--- Given problem ---
Locate all lines with the word "CANADA" and copy them out.

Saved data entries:
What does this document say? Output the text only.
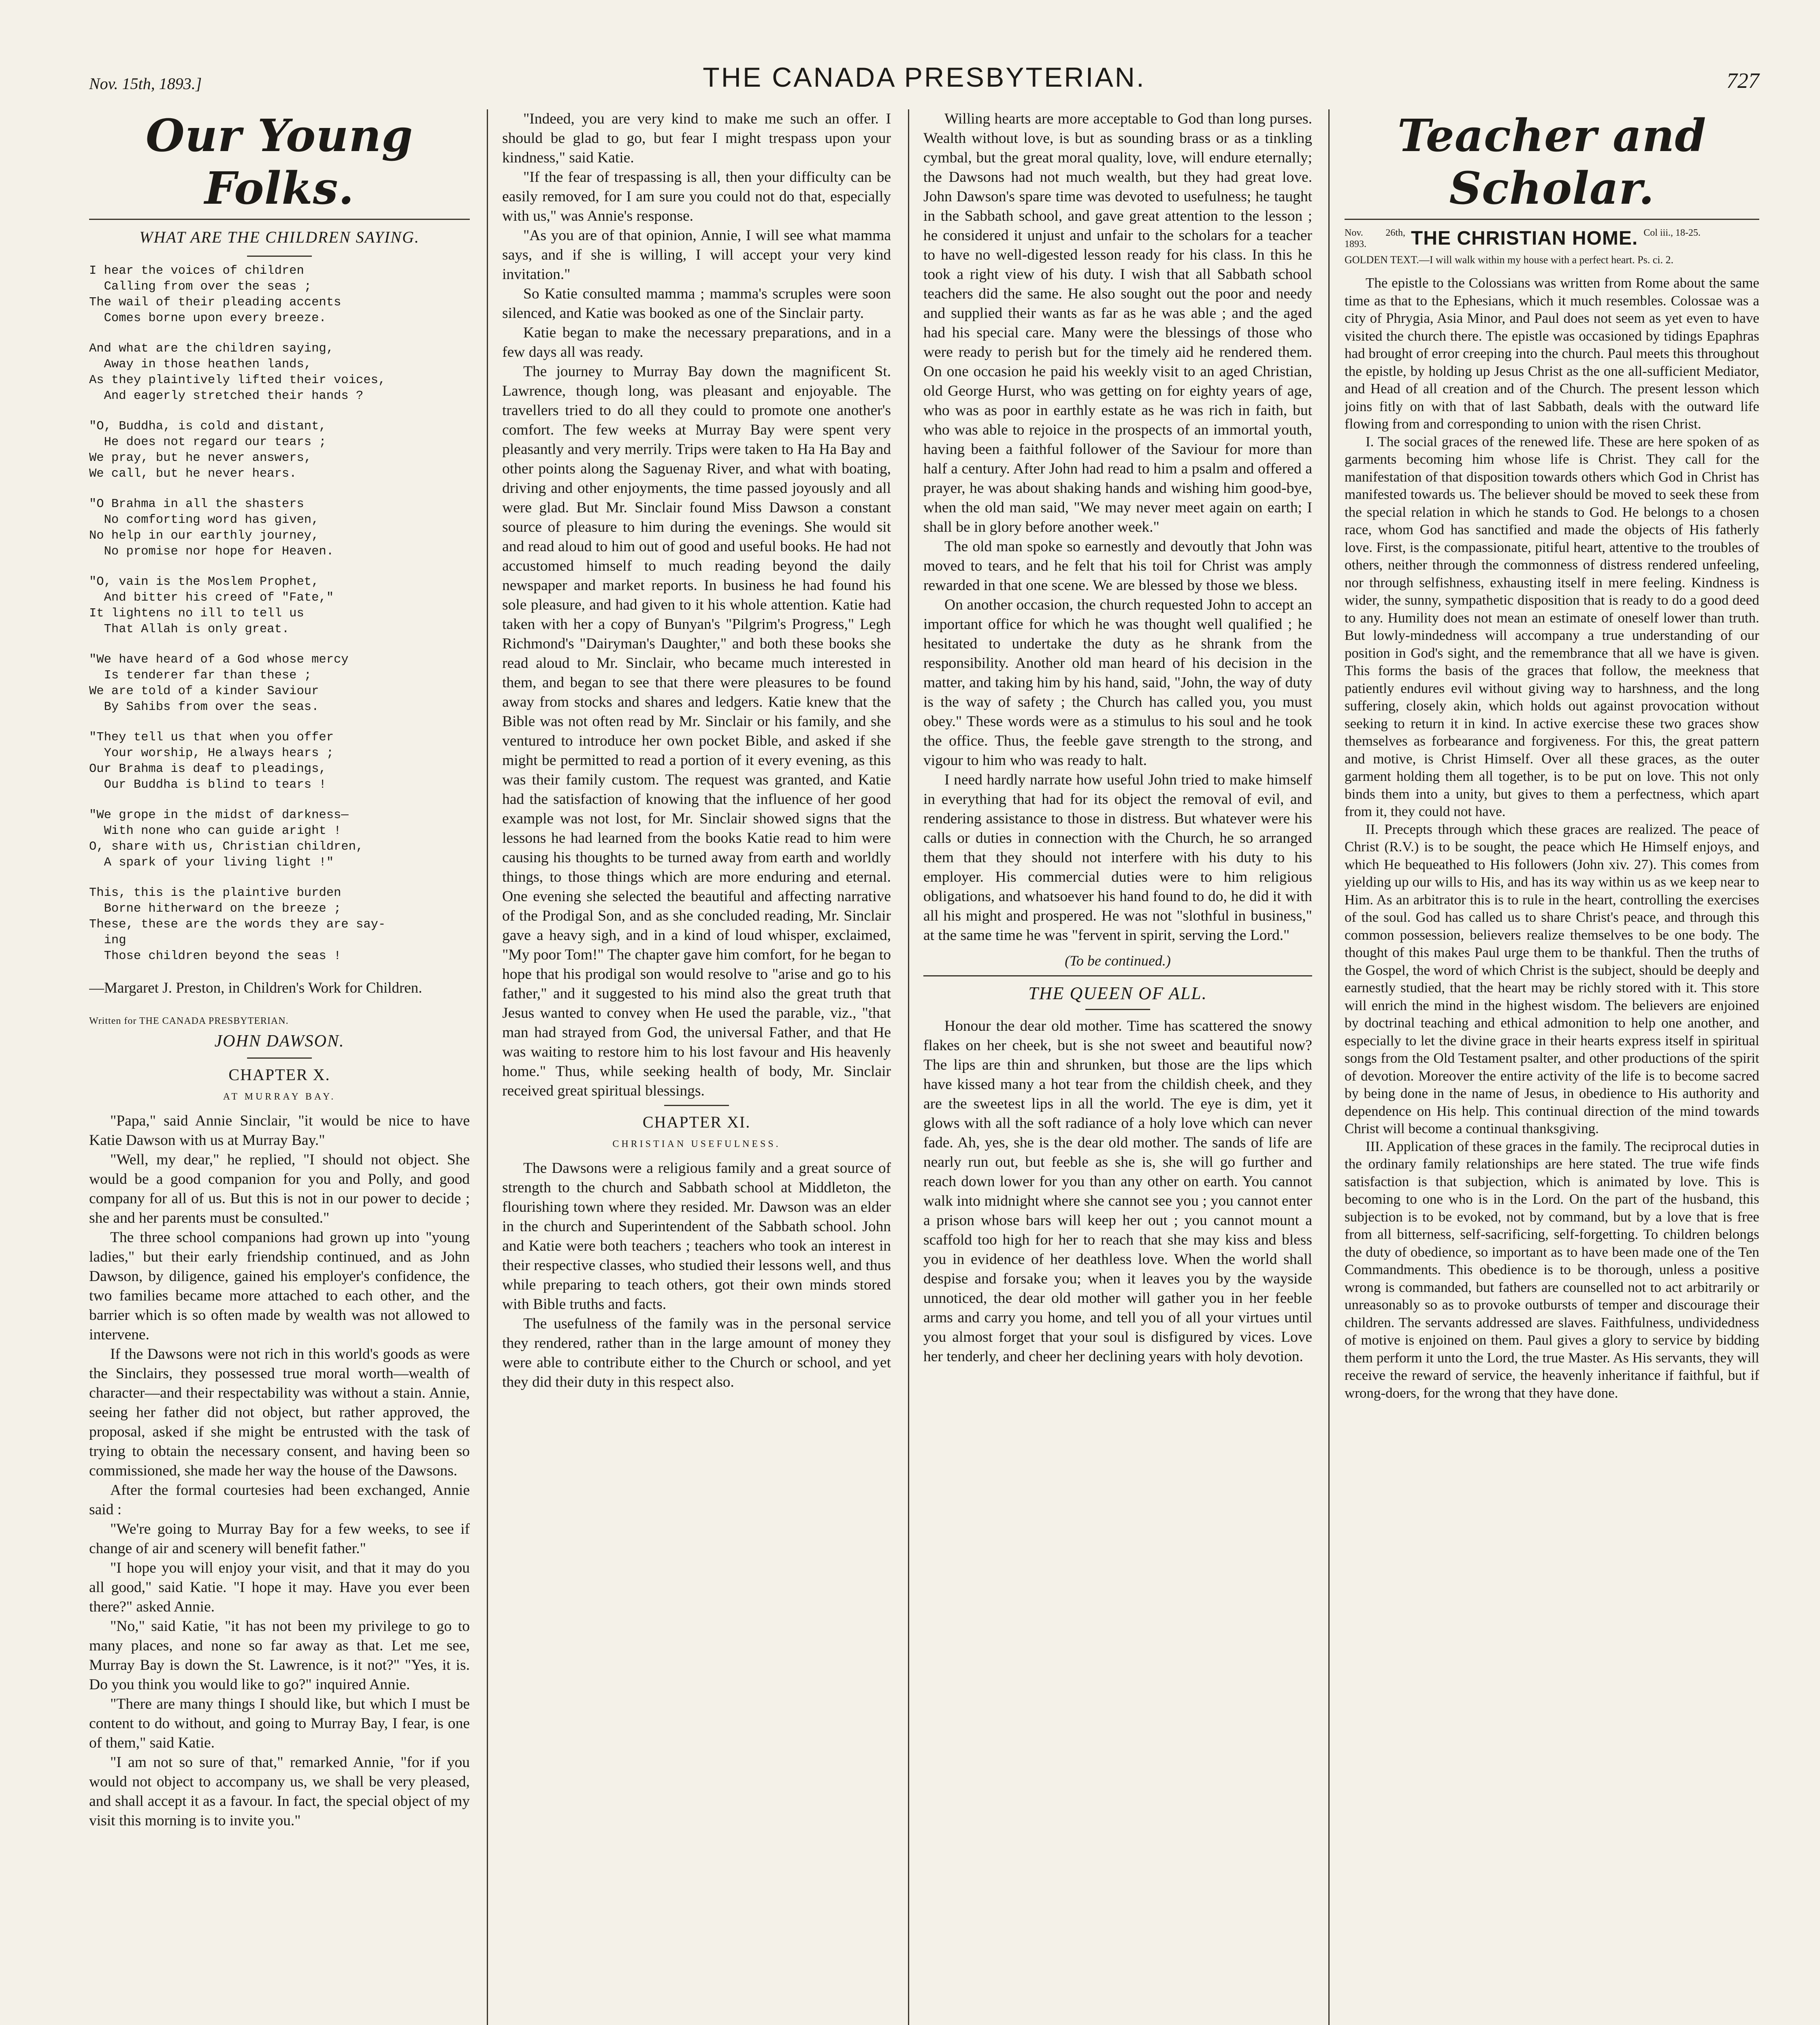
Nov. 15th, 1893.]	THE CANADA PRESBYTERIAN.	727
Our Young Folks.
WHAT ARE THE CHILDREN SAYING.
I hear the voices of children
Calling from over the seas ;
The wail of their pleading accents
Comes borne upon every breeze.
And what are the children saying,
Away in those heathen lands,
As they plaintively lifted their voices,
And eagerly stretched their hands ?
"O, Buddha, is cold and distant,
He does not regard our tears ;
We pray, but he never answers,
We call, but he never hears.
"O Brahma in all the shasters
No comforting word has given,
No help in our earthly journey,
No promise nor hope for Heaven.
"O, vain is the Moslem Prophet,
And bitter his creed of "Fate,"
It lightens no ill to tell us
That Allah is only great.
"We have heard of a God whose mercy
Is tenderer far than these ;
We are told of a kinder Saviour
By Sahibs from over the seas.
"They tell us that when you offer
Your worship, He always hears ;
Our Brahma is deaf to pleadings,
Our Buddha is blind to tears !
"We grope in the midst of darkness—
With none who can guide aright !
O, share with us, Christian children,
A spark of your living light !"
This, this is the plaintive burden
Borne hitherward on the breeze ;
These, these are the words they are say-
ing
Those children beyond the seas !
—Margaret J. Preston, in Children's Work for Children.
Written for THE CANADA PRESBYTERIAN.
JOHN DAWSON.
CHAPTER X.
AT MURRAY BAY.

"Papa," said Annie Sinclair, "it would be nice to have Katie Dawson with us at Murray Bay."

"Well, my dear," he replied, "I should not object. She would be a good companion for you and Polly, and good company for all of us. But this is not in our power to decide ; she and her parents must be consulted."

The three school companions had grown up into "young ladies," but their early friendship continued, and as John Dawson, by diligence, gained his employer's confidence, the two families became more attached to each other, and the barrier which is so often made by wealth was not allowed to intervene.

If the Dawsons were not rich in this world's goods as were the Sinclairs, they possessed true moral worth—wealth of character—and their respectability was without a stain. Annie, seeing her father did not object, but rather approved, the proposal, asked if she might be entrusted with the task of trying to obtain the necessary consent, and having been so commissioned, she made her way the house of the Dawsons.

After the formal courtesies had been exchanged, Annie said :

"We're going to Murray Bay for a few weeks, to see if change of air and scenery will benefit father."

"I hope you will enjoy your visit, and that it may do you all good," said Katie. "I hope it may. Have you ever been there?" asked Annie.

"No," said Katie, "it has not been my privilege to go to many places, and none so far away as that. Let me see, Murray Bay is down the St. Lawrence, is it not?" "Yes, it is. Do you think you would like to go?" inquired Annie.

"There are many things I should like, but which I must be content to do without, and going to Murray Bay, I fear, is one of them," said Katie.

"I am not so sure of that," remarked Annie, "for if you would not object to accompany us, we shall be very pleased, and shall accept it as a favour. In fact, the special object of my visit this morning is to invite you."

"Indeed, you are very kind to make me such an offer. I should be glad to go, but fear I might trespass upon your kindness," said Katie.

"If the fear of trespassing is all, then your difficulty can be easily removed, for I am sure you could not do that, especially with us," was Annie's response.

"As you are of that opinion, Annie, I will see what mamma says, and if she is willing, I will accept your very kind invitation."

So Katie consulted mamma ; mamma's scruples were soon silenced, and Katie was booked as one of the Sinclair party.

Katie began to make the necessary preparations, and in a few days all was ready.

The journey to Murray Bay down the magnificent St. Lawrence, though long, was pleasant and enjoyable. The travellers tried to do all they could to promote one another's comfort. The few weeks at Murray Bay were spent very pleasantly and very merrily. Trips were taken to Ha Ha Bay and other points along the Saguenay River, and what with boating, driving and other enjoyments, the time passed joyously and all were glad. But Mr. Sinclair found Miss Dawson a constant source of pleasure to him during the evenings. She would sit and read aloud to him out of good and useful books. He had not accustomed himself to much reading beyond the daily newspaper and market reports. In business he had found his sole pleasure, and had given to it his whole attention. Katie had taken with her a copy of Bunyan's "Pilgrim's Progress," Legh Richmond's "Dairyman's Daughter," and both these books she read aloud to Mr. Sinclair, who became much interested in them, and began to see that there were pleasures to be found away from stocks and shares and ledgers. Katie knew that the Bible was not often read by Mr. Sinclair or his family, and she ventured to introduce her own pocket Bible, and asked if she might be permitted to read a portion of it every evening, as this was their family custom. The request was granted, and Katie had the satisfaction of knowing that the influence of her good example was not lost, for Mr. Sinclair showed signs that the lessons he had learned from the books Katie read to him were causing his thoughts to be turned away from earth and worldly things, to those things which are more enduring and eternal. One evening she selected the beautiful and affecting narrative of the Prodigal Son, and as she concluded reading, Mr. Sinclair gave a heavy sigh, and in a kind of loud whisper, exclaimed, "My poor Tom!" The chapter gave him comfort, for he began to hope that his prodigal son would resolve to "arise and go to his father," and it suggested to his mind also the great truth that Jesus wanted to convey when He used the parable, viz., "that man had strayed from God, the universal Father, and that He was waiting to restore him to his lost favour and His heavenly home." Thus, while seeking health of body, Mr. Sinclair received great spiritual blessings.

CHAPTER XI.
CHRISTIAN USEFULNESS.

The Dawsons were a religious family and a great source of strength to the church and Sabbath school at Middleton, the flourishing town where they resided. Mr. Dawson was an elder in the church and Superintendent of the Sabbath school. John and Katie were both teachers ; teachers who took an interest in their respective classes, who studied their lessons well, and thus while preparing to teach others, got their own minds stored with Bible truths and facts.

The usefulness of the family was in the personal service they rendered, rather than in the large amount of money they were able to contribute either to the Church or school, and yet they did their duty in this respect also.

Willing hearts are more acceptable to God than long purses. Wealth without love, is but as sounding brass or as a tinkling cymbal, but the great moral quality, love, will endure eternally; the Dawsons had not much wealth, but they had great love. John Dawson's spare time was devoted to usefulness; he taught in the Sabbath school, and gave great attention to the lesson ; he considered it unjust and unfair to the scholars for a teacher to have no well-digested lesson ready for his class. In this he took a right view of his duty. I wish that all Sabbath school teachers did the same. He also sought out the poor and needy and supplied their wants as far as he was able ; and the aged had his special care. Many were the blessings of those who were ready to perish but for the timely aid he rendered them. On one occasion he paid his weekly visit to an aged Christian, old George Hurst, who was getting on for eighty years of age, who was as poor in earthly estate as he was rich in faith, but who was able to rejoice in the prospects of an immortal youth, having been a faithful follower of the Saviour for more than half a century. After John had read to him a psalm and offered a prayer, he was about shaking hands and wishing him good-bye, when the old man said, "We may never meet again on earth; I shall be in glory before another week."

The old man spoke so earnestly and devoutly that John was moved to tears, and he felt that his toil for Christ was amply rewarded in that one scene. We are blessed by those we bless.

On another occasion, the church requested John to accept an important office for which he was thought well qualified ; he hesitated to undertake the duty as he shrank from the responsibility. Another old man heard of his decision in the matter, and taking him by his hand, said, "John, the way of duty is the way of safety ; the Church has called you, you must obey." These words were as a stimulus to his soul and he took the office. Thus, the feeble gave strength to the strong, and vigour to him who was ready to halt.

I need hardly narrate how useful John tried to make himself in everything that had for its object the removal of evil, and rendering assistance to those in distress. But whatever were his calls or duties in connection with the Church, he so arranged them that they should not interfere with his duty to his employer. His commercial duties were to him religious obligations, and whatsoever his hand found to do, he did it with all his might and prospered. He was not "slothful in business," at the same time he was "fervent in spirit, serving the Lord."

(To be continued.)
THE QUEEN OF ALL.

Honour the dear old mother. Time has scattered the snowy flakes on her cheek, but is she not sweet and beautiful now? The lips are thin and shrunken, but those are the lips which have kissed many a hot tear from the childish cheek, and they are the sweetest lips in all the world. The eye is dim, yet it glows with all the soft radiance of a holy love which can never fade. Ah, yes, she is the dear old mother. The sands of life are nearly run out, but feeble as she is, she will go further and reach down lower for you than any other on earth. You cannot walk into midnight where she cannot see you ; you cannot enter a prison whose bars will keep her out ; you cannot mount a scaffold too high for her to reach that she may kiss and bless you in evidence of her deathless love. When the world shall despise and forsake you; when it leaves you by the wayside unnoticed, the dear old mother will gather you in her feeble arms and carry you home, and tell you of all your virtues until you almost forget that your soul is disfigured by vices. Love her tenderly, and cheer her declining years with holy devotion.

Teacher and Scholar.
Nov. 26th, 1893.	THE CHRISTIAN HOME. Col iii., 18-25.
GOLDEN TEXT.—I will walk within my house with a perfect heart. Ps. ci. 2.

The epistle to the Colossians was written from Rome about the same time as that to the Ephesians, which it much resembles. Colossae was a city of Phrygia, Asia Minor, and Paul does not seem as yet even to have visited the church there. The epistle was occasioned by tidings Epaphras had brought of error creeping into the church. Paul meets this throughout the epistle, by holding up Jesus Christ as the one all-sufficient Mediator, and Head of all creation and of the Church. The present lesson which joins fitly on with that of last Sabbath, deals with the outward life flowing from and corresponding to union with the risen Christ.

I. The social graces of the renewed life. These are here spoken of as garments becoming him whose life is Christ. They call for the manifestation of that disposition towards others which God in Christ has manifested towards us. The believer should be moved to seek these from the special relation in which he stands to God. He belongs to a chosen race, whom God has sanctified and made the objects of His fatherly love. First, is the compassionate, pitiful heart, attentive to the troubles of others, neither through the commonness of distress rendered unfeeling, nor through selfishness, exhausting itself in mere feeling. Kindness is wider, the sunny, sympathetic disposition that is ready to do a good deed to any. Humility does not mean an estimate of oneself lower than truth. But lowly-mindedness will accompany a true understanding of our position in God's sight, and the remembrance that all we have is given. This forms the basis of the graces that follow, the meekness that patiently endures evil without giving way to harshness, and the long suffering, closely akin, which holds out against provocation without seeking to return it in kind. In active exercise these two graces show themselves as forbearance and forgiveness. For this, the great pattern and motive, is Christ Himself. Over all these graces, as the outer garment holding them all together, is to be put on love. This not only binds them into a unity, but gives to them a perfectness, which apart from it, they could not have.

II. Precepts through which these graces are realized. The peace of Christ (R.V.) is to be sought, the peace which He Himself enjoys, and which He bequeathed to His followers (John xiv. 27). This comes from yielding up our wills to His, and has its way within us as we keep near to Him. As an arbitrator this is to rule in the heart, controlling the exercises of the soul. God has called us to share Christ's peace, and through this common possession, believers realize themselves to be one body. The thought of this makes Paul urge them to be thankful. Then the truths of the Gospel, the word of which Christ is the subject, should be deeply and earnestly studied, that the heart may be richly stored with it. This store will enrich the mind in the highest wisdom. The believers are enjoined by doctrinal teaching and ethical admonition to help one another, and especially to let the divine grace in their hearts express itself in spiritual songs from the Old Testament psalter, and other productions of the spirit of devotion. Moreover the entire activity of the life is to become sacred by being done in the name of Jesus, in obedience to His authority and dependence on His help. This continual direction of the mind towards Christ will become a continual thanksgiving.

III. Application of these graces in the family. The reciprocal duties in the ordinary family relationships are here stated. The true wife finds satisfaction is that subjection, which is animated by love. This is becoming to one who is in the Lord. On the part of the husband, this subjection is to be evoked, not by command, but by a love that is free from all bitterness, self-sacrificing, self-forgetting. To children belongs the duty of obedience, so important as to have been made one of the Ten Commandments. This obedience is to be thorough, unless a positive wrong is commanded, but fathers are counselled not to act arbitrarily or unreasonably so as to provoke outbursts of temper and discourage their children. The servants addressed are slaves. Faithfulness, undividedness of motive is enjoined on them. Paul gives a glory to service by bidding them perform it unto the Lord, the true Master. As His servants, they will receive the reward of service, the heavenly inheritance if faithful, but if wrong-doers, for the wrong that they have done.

--- Task result ---
Nov. 15th, 1893.]	THE CANADA PRESBYTERIAN.	727
Written for THE CANADA PRESBYTERIAN.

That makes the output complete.